Goal: Skip any picture you find and retype all the remaining lines exactly.

Entries provided:
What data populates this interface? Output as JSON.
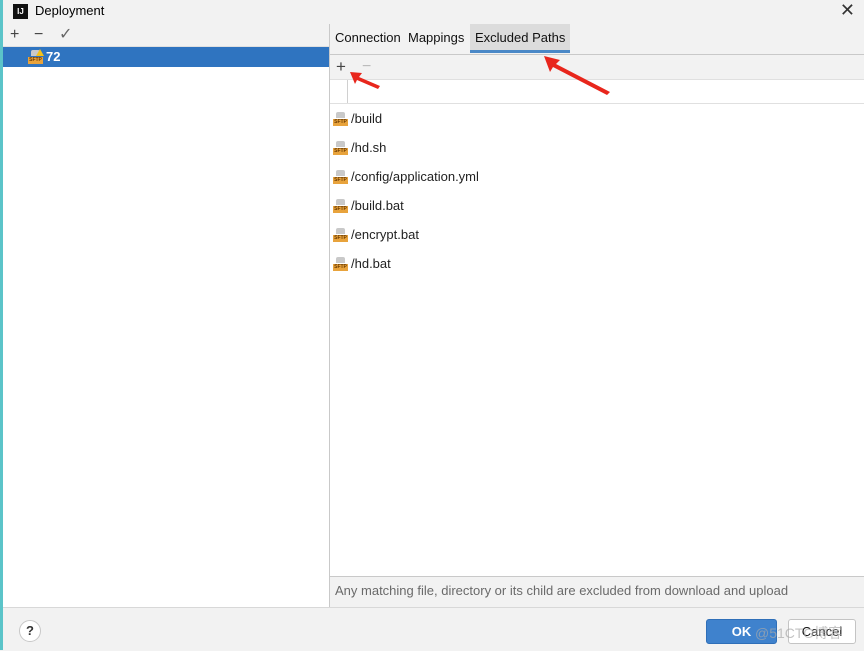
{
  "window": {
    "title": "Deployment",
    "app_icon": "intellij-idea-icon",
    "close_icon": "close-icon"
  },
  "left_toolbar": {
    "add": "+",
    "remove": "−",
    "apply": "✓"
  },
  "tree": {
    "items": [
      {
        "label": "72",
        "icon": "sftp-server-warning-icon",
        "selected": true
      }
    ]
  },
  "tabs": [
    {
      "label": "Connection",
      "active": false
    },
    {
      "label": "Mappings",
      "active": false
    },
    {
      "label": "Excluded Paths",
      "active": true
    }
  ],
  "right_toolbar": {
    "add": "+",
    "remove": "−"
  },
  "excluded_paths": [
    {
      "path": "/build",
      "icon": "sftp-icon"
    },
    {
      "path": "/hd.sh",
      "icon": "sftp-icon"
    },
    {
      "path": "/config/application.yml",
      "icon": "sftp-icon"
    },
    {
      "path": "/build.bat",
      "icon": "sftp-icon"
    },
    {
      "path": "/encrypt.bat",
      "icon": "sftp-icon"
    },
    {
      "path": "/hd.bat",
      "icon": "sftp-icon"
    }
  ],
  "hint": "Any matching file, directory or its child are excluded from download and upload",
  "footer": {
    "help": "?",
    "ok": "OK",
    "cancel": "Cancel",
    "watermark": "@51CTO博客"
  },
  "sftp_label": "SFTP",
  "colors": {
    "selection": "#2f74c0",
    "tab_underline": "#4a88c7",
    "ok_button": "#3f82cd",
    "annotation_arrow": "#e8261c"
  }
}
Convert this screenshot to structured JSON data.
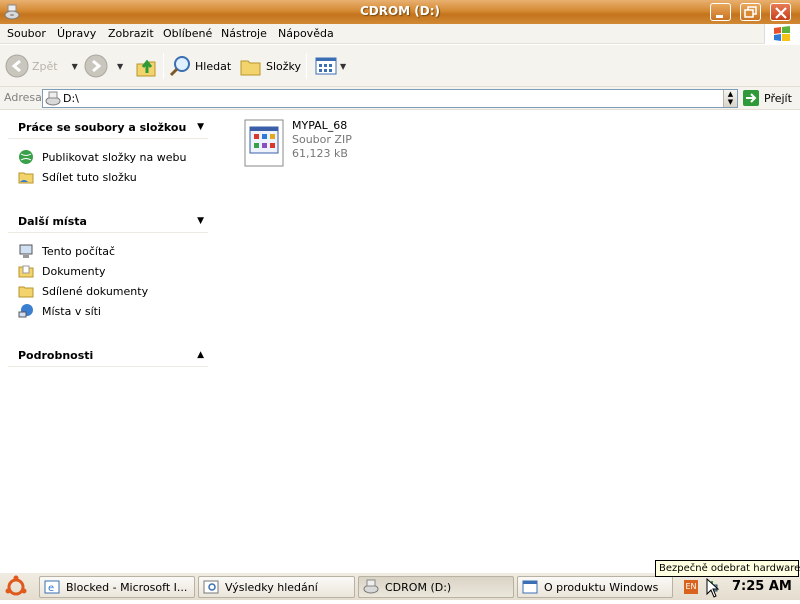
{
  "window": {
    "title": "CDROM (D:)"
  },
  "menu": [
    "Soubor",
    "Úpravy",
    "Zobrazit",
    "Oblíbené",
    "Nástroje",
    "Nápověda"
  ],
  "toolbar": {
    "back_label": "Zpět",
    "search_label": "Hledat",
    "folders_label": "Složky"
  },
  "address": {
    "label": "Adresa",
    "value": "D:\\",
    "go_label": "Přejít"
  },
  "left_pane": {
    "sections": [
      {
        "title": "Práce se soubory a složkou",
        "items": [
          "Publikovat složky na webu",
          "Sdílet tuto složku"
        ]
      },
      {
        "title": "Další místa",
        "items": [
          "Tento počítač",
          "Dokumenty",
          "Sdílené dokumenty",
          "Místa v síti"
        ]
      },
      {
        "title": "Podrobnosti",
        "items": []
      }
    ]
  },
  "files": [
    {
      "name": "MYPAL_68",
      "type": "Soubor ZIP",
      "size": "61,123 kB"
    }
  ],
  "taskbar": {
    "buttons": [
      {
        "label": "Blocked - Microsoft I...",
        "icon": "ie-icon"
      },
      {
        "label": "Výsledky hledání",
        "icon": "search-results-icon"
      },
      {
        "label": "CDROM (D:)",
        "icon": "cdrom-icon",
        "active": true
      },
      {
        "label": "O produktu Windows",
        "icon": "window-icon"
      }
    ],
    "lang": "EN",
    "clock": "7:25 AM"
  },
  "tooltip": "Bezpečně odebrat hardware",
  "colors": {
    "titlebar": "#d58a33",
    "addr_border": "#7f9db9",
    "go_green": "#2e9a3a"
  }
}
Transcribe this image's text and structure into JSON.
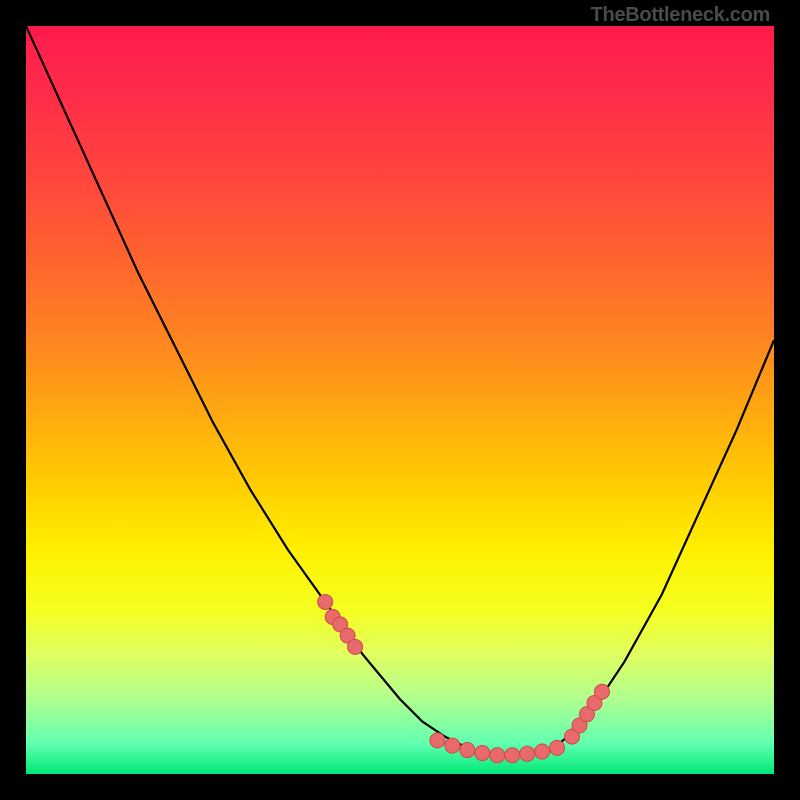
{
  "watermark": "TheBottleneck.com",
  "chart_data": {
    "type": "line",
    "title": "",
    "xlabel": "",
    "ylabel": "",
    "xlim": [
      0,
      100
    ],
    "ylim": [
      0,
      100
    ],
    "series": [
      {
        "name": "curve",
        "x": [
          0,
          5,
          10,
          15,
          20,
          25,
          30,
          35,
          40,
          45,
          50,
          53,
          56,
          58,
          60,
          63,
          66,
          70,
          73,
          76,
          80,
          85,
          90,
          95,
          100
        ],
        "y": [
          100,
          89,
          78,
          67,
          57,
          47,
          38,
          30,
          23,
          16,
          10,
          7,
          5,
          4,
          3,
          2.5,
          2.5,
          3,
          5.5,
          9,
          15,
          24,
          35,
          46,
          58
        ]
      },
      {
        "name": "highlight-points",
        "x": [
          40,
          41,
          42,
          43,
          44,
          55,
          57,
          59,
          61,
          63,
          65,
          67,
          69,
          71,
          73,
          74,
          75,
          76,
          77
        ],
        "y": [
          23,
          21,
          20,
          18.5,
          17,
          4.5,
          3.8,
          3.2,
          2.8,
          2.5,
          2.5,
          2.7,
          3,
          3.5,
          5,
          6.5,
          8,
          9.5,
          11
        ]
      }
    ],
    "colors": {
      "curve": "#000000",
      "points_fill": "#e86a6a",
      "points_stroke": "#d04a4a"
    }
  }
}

Final result:
What data populates this interface? Output as JSON.
{
  "window": {
    "title": "Deployment",
    "app_icon": "intellij-idea-icon",
    "close_icon": "close-icon"
  },
  "left_toolbar": {
    "add": "+",
    "remove": "−",
    "apply": "✓"
  },
  "tree": {
    "items": [
      {
        "label": "72",
        "icon": "sftp-server-warning-icon",
        "selected": true
      }
    ]
  },
  "tabs": [
    {
      "label": "Connection",
      "active": false
    },
    {
      "label": "Mappings",
      "active": false
    },
    {
      "label": "Excluded Paths",
      "active": true
    }
  ],
  "right_toolbar": {
    "add": "+",
    "remove": "−"
  },
  "excluded_paths": [
    {
      "path": "/build",
      "icon": "sftp-icon"
    },
    {
      "path": "/hd.sh",
      "icon": "sftp-icon"
    },
    {
      "path": "/config/application.yml",
      "icon": "sftp-icon"
    },
    {
      "path": "/build.bat",
      "icon": "sftp-icon"
    },
    {
      "path": "/encrypt.bat",
      "icon": "sftp-icon"
    },
    {
      "path": "/hd.bat",
      "icon": "sftp-icon"
    }
  ],
  "hint": "Any matching file, directory or its child are excluded from download and upload",
  "footer": {
    "help": "?",
    "ok": "OK",
    "cancel": "Cancel",
    "watermark": "@51CTO博客"
  },
  "sftp_label": "SFTP",
  "colors": {
    "selection": "#2f74c0",
    "tab_underline": "#4a88c7",
    "ok_button": "#3f82cd",
    "annotation_arrow": "#e8261c"
  }
}
Convert this screenshot to structured JSON data.
{
  "window": {
    "title": "CDROM (D:)"
  },
  "menu": [
    "Soubor",
    "Úpravy",
    "Zobrazit",
    "Oblíbené",
    "Nástroje",
    "Nápověda"
  ],
  "toolbar": {
    "back_label": "Zpět",
    "search_label": "Hledat",
    "folders_label": "Složky"
  },
  "address": {
    "label": "Adresa",
    "value": "D:\\",
    "go_label": "Přejít"
  },
  "left_pane": {
    "sections": [
      {
        "title": "Práce se soubory a složkou",
        "items": [
          "Publikovat složky na webu",
          "Sdílet tuto složku"
        ]
      },
      {
        "title": "Další místa",
        "items": [
          "Tento počítač",
          "Dokumenty",
          "Sdílené dokumenty",
          "Místa v síti"
        ]
      },
      {
        "title": "Podrobnosti",
        "items": []
      }
    ]
  },
  "files": [
    {
      "name": "MYPAL_68",
      "type": "Soubor ZIP",
      "size": "61,123 kB"
    }
  ],
  "taskbar": {
    "buttons": [
      {
        "label": "Blocked - Microsoft I...",
        "icon": "ie-icon"
      },
      {
        "label": "Výsledky hledání",
        "icon": "search-results-icon"
      },
      {
        "label": "CDROM (D:)",
        "icon": "cdrom-icon",
        "active": true
      },
      {
        "label": "O produktu Windows",
        "icon": "window-icon"
      }
    ],
    "lang": "EN",
    "clock": "7:25 AM"
  },
  "tooltip": "Bezpečně odebrat hardware",
  "colors": {
    "titlebar": "#d58a33",
    "addr_border": "#7f9db9",
    "go_green": "#2e9a3a"
  }
}
Transcribe this image's text and structure into JSON.
{
  "watermark": "TheBottleneck.com",
  "chart_data": {
    "type": "line",
    "title": "",
    "xlabel": "",
    "ylabel": "",
    "xlim": [
      0,
      100
    ],
    "ylim": [
      0,
      100
    ],
    "series": [
      {
        "name": "curve",
        "x": [
          0,
          5,
          10,
          15,
          20,
          25,
          30,
          35,
          40,
          45,
          50,
          53,
          56,
          58,
          60,
          63,
          66,
          70,
          73,
          76,
          80,
          85,
          90,
          95,
          100
        ],
        "y": [
          100,
          89,
          78,
          67,
          57,
          47,
          38,
          30,
          23,
          16,
          10,
          7,
          5,
          4,
          3,
          2.5,
          2.5,
          3,
          5.5,
          9,
          15,
          24,
          35,
          46,
          58
        ]
      },
      {
        "name": "highlight-points",
        "x": [
          40,
          41,
          42,
          43,
          44,
          55,
          57,
          59,
          61,
          63,
          65,
          67,
          69,
          71,
          73,
          74,
          75,
          76,
          77
        ],
        "y": [
          23,
          21,
          20,
          18.5,
          17,
          4.5,
          3.8,
          3.2,
          2.8,
          2.5,
          2.5,
          2.7,
          3,
          3.5,
          5,
          6.5,
          8,
          9.5,
          11
        ]
      }
    ],
    "colors": {
      "curve": "#000000",
      "points_fill": "#e86a6a",
      "points_stroke": "#d04a4a"
    }
  }
}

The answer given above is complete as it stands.